§ **PROBLEM**
Extract each line of the data below exactly as written.

++++ LISTED RECORDS ++++

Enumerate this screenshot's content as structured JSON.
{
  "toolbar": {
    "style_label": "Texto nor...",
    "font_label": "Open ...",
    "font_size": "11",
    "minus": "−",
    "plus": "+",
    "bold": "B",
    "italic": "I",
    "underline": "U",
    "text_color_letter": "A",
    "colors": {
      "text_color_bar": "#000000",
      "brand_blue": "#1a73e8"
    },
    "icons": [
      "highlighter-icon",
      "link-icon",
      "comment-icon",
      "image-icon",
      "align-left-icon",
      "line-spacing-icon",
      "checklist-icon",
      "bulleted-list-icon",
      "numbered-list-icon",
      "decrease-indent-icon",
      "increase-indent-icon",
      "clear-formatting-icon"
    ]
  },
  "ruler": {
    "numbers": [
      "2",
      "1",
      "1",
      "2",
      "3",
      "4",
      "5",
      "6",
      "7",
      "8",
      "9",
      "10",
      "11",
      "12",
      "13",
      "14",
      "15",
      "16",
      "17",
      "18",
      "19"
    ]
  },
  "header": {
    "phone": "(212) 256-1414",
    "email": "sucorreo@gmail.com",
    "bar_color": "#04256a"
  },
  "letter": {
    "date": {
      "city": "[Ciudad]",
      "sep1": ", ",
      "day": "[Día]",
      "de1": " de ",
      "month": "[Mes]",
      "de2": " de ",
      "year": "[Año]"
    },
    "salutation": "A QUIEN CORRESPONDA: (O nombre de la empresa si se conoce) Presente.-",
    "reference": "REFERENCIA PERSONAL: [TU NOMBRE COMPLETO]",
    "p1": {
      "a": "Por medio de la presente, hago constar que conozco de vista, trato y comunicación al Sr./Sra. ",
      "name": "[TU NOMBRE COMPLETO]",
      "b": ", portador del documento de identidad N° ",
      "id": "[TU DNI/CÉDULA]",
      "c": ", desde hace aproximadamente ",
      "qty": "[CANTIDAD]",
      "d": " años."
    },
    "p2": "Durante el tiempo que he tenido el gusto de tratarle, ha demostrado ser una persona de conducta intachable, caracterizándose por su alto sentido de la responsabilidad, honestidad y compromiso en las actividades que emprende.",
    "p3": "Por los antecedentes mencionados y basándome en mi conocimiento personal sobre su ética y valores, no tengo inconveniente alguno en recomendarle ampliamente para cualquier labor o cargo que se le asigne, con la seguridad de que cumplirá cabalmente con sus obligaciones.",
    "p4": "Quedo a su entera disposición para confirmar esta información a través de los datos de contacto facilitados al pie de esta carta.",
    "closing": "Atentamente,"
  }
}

++++

§ **RESULT OF THE TASK**
Enumerate this screenshot's content as structured JSON.
{
  "toolbar": {
    "style_label": "Texto nor...",
    "font_label": "Open ...",
    "font_size": "11",
    "minus": "−",
    "plus": "+",
    "bold": "B",
    "italic": "I",
    "underline": "U",
    "text_color_letter": "A",
    "colors": {
      "text_color_bar": "#000000",
      "brand_blue": "#1a73e8"
    },
    "icons": [
      "highlighter-icon",
      "link-icon",
      "comment-icon",
      "image-icon",
      "align-left-icon",
      "line-spacing-icon",
      "checklist-icon",
      "bulleted-list-icon",
      "numbered-list-icon",
      "decrease-indent-icon",
      "increase-indent-icon",
      "clear-formatting-icon"
    ]
  },
  "ruler": {
    "numbers": [
      "2",
      "1",
      "1",
      "2",
      "3",
      "4",
      "5",
      "6",
      "7",
      "8",
      "9",
      "10",
      "11",
      "12",
      "13",
      "14",
      "15",
      "16",
      "17",
      "18",
      "19"
    ]
  },
  "header": {
    "phone": "(212) 256-1414",
    "email": "sucorreo@gmail.com",
    "bar_color": "#04256a"
  },
  "letter": {
    "date": {
      "city": "[Ciudad]",
      "sep1": ", ",
      "day": "[Día]",
      "de1": " de ",
      "month": "[Mes]",
      "de2": " de ",
      "year": "[Año]"
    },
    "salutation": "A QUIEN CORRESPONDA: (O nombre de la empresa si se conoce) Presente.-",
    "reference": "REFERENCIA PERSONAL: [TU NOMBRE COMPLETO]",
    "p1": {
      "a": "Por medio de la presente, hago constar que conozco de vista, trato y comunicación al Sr./Sra. ",
      "name": "[TU NOMBRE COMPLETO]",
      "b": ", portador del documento de identidad N° ",
      "id": "[TU DNI/CÉDULA]",
      "c": ", desde hace aproximadamente ",
      "qty": "[CANTIDAD]",
      "d": " años."
    },
    "p2": "Durante el tiempo que he tenido el gusto de tratarle, ha demostrado ser una persona de conducta intachable, caracterizándose por su alto sentido de la responsabilidad, honestidad y compromiso en las actividades que emprende.",
    "p3": "Por los antecedentes mencionados y basándome en mi conocimiento personal sobre su ética y valores, no tengo inconveniente alguno en recomendarle ampliamente para cualquier labor o cargo que se le asigne, con la seguridad de que cumplirá cabalmente con sus obligaciones.",
    "p4": "Quedo a su entera disposición para confirmar esta información a través de los datos de contacto facilitados al pie de esta carta.",
    "closing": "Atentamente,"
  }
}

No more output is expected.